- **ENTRIES SHOWN**
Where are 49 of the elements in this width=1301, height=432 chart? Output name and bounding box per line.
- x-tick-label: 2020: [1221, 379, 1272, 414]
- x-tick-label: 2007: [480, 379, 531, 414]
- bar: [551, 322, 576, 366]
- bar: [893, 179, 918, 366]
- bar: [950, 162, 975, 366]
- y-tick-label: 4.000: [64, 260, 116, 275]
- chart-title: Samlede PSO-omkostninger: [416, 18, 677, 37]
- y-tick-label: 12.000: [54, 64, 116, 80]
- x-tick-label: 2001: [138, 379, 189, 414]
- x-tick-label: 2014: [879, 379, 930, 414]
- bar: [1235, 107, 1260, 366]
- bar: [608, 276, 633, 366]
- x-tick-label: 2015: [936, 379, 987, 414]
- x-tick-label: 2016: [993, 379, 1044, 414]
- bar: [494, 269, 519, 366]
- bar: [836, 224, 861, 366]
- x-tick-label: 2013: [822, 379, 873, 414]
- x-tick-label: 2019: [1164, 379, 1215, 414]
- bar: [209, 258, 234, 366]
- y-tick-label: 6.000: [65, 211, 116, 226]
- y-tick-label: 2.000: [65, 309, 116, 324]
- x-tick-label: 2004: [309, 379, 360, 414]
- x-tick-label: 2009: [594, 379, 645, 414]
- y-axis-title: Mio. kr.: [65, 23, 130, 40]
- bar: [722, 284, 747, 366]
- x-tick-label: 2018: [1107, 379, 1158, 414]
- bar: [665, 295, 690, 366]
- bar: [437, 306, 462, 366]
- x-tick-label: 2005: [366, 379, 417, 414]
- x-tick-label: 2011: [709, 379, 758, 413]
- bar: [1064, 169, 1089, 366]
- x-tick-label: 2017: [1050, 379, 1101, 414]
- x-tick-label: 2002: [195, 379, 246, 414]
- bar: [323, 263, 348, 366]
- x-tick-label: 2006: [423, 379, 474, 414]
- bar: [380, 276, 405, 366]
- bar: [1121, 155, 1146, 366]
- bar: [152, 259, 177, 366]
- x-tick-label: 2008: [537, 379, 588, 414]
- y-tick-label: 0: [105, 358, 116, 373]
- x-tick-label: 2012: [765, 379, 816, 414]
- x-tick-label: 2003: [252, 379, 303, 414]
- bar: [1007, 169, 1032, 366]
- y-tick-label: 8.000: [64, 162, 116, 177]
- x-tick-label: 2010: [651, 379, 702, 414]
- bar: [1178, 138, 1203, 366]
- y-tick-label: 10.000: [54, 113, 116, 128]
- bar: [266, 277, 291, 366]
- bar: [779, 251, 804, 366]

- **CHALLENGE**
Write out all the entries above again, reproducing every line verbatim.

- **EXERCISE OUTPUT**
Where are 49 of the elements in this width=1301, height=432 chart? Output name and bounding box per line.
- x-tick-label: 2020: [1221, 379, 1272, 414]
- x-tick-label: 2007: [480, 379, 531, 414]
- bar: [551, 322, 576, 366]
- bar: [893, 179, 918, 366]
- bar: [950, 162, 975, 366]
- y-tick-label: 4.000: [64, 260, 116, 275]
- chart-title: Samlede PSO-omkostninger: [416, 18, 677, 37]
- y-tick-label: 12.000: [54, 64, 116, 80]
- x-tick-label: 2001: [138, 379, 189, 414]
- x-tick-label: 2014: [879, 379, 930, 414]
- bar: [1235, 107, 1260, 366]
- bar: [608, 276, 633, 366]
- x-tick-label: 2015: [936, 379, 987, 414]
- x-tick-label: 2016: [993, 379, 1044, 414]
- bar: [494, 269, 519, 366]
- bar: [836, 224, 861, 366]
- x-tick-label: 2013: [822, 379, 873, 414]
- x-tick-label: 2019: [1164, 379, 1215, 414]
- bar: [209, 258, 234, 366]
- y-tick-label: 6.000: [65, 211, 116, 226]
- y-tick-label: 2.000: [65, 309, 116, 324]
- x-tick-label: 2004: [309, 379, 360, 414]
- x-tick-label: 2009: [594, 379, 645, 414]
- y-axis-title: Mio. kr.: [65, 23, 130, 40]
- bar: [722, 284, 747, 366]
- x-tick-label: 2018: [1107, 379, 1158, 414]
- bar: [665, 295, 690, 366]
- bar: [437, 306, 462, 366]
- x-tick-label: 2005: [366, 379, 417, 414]
- x-tick-label: 2011: [709, 379, 758, 413]
- bar: [1064, 169, 1089, 366]
- x-tick-label: 2017: [1050, 379, 1101, 414]
- x-tick-label: 2002: [195, 379, 246, 414]
- bar: [323, 263, 348, 366]
- x-tick-label: 2006: [423, 379, 474, 414]
- bar: [380, 276, 405, 366]
- bar: [1121, 155, 1146, 366]
- bar: [152, 259, 177, 366]
- x-tick-label: 2008: [537, 379, 588, 414]
- y-tick-label: 0: [105, 358, 116, 373]
- x-tick-label: 2012: [765, 379, 816, 414]
- x-tick-label: 2003: [252, 379, 303, 414]
- bar: [1007, 169, 1032, 366]
- y-tick-label: 8.000: [64, 162, 116, 177]
- x-tick-label: 2010: [651, 379, 702, 414]
- bar: [1178, 138, 1203, 366]
- y-tick-label: 10.000: [54, 113, 116, 128]
- bar: [266, 277, 291, 366]
- bar: [779, 251, 804, 366]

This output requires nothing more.